#### [GOAL]
Extract the line that contains "Output a JSON" and every line after it to the end of the records below, exactly as written and nothing else.

_ _ _ _

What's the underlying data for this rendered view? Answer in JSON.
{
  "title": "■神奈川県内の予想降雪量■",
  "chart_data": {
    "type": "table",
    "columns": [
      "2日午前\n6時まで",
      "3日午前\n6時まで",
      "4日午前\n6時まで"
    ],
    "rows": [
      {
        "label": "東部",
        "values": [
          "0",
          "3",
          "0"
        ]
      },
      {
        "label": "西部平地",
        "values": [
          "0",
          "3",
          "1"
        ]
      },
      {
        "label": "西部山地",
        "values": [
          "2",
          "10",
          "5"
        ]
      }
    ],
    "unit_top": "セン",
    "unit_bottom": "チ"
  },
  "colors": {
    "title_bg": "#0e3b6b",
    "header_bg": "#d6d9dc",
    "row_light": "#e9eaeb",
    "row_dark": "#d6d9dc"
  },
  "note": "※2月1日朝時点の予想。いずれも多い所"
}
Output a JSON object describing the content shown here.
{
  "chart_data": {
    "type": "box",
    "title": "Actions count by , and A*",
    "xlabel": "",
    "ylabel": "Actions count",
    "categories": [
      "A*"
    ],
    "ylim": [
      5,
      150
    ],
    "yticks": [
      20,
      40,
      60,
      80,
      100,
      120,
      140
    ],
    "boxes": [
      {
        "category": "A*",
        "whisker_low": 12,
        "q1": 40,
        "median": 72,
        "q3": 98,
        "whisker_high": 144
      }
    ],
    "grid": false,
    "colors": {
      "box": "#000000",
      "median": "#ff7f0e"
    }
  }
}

_ _ _ _

#### [ANSWER TO THE EXERCISE]
Output a JSON object describing the content shown here.
{
  "chart_data": {
    "type": "box",
    "title": "Actions count by , and A*",
    "xlabel": "",
    "ylabel": "Actions count",
    "categories": [
      "A*"
    ],
    "ylim": [
      5,
      150
    ],
    "yticks": [
      20,
      40,
      60,
      80,
      100,
      120,
      140
    ],
    "boxes": [
      {
        "category": "A*",
        "whisker_low": 12,
        "q1": 40,
        "median": 72,
        "q3": 98,
        "whisker_high": 144
      }
    ],
    "grid": false,
    "colors": {
      "box": "#000000",
      "median": "#ff7f0e"
    }
  }
}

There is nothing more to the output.